-- start RAW RECORDS --

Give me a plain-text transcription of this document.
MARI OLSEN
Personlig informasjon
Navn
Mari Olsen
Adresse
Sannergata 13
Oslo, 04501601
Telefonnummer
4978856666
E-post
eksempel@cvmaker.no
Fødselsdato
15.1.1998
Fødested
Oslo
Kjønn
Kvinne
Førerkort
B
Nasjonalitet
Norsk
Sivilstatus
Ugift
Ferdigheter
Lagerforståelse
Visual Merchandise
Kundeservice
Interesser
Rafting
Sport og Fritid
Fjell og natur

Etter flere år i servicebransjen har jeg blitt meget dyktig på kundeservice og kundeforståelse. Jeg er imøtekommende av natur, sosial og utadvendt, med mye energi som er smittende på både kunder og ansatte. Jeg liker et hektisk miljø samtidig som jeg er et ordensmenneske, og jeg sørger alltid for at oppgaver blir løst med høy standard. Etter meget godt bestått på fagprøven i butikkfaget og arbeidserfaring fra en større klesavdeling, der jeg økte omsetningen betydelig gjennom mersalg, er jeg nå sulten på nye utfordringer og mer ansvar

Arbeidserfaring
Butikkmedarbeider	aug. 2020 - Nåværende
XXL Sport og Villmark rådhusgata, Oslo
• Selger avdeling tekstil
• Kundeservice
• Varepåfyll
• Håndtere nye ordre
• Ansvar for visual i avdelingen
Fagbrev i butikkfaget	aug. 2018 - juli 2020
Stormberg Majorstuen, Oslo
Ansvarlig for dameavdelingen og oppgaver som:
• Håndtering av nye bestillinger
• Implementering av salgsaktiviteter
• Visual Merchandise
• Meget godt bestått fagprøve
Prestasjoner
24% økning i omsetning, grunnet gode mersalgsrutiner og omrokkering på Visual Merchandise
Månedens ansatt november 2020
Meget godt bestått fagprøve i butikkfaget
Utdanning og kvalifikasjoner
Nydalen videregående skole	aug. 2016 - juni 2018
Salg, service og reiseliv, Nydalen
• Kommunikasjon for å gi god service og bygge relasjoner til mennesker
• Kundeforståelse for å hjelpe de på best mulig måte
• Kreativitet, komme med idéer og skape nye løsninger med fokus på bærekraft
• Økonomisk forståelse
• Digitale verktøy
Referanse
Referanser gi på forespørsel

-- end RAW RECORDS --

- [WRITTEN REQUEST]:
Where does the word "Oslo" appear? Return each line that holds it.

- [PROBLEM SOLUTION]:
Oslo, 04501601
Oslo
XXL Sport og Villmark rådhusgata, Oslo
Stormberg Majorstuen, Oslo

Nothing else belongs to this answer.